**Exercise brief:**
Pick out every line that holds the string "image" and copy it.

┄┄┄┄┄┄┄┄┄┄

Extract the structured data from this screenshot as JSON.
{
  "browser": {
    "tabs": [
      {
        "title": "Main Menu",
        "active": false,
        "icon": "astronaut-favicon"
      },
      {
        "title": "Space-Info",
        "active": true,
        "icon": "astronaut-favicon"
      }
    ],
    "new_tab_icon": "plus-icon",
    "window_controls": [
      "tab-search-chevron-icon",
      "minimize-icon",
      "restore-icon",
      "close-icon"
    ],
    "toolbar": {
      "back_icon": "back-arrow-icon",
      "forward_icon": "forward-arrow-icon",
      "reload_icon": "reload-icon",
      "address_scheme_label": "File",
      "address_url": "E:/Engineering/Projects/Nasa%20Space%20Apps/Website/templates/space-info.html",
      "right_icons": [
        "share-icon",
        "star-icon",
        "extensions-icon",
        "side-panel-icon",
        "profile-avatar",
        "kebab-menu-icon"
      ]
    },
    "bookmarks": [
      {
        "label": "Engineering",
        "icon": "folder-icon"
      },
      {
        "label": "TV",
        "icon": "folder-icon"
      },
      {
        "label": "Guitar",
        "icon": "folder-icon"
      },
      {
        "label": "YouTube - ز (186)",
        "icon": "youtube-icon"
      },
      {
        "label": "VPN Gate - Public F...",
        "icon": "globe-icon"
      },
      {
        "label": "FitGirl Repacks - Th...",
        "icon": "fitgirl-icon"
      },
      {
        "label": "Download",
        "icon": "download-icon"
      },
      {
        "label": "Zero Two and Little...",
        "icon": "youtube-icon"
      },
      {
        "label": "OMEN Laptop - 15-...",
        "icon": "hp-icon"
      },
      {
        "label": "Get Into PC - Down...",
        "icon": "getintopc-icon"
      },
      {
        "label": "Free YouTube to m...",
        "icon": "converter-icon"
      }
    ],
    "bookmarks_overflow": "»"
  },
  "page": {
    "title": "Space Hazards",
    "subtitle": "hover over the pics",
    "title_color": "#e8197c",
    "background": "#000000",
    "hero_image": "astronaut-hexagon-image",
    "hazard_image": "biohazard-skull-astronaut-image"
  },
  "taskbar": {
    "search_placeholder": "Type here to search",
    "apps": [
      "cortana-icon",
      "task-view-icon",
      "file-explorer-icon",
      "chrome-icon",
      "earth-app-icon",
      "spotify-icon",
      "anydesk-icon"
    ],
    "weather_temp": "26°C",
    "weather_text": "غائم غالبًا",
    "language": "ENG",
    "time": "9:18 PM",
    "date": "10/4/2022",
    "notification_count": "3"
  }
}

┄┄┄┄┄┄┄┄┄┄

**Answer to this problem:**
    "hero_image": "astronaut-hexagon-image",
    "hazard_image": "biohazard-skull-astronaut-image"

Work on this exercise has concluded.